Give all of the lines again exactly as they read.

(Dataset items)

+ + + + + + +

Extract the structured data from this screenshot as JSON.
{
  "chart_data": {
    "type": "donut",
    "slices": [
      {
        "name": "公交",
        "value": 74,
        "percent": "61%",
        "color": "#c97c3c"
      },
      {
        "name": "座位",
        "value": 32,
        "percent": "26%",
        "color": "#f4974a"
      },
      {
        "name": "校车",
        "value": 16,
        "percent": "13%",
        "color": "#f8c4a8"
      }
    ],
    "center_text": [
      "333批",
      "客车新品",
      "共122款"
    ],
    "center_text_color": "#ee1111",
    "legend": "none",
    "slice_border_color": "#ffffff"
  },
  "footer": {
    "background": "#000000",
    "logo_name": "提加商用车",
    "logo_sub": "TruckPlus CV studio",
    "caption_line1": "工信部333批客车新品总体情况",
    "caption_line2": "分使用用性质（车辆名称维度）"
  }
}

+ + + + + + +

[COMPLETED EXERCISE]
Extract the structured data from this screenshot as JSON.
{
  "chart_data": {
    "type": "donut",
    "slices": [
      {
        "name": "公交",
        "value": 74,
        "percent": "61%",
        "color": "#c97c3c"
      },
      {
        "name": "座位",
        "value": 32,
        "percent": "26%",
        "color": "#f4974a"
      },
      {
        "name": "校车",
        "value": 16,
        "percent": "13%",
        "color": "#f8c4a8"
      }
    ],
    "center_text": [
      "333批",
      "客车新品",
      "共122款"
    ],
    "center_text_color": "#ee1111",
    "legend": "none",
    "slice_border_color": "#ffffff"
  },
  "footer": {
    "background": "#000000",
    "logo_name": "提加商用车",
    "logo_sub": "TruckPlus CV studio",
    "caption_line1": "工信部333批客车新品总体情况",
    "caption_line2": "分使用用性质（车辆名称维度）"
  }
}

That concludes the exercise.